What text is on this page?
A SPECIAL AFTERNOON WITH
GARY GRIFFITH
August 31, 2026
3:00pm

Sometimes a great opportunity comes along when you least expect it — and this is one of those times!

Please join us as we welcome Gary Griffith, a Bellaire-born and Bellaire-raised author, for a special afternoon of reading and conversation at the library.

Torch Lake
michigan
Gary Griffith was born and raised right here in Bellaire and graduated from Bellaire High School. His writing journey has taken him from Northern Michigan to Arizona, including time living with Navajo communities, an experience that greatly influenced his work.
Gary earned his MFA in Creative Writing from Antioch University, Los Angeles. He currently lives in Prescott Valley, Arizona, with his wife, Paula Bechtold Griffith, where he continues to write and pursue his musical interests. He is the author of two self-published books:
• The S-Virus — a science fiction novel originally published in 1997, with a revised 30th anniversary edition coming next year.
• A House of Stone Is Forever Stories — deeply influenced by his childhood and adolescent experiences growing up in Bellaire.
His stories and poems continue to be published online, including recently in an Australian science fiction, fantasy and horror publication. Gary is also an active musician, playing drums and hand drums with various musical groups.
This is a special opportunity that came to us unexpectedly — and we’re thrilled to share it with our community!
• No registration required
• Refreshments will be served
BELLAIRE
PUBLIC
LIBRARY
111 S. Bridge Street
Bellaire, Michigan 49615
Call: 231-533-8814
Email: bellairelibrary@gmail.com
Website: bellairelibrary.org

---

The problem
All of the data above needs to be transcribed verbatim.

Solution to this task
What text is on this page?
A SPECIAL AFTERNOON WITH
GARY GRIFFITH
August 31, 2026
3:00pm

Sometimes a great opportunity comes along when you least expect it — and this is one of those times!

Please join us as we welcome Gary Griffith, a Bellaire-born and Bellaire-raised author, for a special afternoon of reading and conversation at the library.

Torch Lake
michigan
Gary Griffith was born and raised right here in Bellaire and graduated from Bellaire High School. His writing journey has taken him from Northern Michigan to Arizona, including time living with Navajo communities, an experience that greatly influenced his work.
Gary earned his MFA in Creative Writing from Antioch University, Los Angeles. He currently lives in Prescott Valley, Arizona, with his wife, Paula Bechtold Griffith, where he continues to write and pursue his musical interests. He is the author of two self-published books:
• The S-Virus — a science fiction novel originally published in 1997, with a revised 30th anniversary edition coming next year.
• A House of Stone Is Forever Stories — deeply influenced by his childhood and adolescent experiences growing up in Bellaire.
His stories and poems continue to be published online, including recently in an Australian science fiction, fantasy and horror publication. Gary is also an active musician, playing drums and hand drums with various musical groups.
This is a special opportunity that came to us unexpectedly — and we’re thrilled to share it with our community!
• No registration required
• Refreshments will be served
BELLAIRE
PUBLIC
LIBRARY
111 S. Bridge Street
Bellaire, Michigan 49615
Call: 231-533-8814
Email: bellairelibrary@gmail.com
Website: bellairelibrary.org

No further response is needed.